* EXERCISE
Select all lines in the records that include "JSON".
━━━ EXTRACTED DATA ━━━
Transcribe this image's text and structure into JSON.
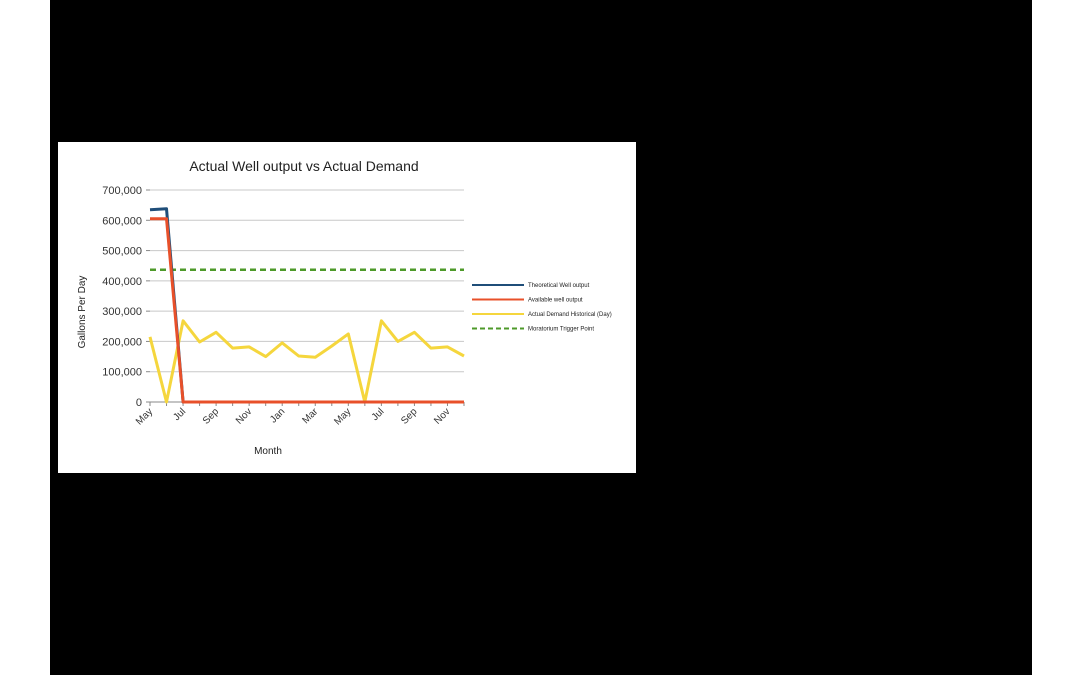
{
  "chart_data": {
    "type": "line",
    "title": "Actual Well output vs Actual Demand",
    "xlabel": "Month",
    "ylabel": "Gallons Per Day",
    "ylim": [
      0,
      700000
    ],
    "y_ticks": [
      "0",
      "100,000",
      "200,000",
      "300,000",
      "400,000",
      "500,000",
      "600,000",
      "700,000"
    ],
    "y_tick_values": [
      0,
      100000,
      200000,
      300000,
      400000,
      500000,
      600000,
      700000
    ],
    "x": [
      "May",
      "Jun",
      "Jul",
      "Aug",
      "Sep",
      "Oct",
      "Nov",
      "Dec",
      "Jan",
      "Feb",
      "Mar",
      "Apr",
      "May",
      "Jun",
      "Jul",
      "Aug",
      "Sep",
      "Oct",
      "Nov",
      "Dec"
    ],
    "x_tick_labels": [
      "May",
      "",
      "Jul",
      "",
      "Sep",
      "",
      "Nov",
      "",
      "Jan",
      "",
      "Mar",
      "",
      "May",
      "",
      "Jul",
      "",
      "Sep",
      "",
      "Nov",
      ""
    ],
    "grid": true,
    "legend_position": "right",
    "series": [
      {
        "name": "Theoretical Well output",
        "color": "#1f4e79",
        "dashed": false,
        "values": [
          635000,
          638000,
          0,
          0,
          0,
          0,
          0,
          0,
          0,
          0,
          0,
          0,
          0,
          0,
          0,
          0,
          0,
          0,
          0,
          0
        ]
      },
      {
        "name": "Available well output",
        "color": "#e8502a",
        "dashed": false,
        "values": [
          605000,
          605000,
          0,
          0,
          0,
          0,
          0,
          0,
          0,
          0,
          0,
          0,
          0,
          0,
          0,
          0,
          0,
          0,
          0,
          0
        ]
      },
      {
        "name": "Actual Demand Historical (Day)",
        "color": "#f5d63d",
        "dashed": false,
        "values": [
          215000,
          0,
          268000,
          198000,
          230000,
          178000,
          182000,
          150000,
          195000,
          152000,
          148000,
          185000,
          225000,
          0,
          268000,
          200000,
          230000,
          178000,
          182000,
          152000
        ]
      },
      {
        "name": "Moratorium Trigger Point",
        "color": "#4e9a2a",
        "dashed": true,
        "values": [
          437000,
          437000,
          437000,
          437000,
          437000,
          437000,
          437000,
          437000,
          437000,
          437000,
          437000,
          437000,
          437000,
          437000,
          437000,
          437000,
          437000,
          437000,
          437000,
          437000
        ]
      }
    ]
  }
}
━━━
━━━ EXTRACTED DATA ━━━
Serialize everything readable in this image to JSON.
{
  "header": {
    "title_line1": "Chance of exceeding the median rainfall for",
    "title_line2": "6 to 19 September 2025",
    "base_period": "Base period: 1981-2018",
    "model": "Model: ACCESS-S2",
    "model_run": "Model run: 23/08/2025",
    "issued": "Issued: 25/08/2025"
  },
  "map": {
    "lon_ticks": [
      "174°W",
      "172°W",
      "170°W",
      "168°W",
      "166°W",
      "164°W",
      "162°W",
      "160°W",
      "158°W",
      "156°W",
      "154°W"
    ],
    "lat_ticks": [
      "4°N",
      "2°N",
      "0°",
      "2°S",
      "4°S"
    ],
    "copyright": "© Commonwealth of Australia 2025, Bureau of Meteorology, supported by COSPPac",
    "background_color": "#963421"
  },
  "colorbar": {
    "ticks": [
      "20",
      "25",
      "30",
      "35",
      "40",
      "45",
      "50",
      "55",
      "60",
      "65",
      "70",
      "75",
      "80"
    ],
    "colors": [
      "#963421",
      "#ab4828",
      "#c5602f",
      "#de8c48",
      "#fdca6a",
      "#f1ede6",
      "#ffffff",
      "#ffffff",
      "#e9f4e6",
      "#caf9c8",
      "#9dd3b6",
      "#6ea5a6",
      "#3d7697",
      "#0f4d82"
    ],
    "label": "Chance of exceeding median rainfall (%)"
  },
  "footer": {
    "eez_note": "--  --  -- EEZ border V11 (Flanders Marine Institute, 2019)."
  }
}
━━━
* EXERCISE RESPONSE
Transcribe this image's text and structure into JSON.
Serialize everything readable in this image to JSON.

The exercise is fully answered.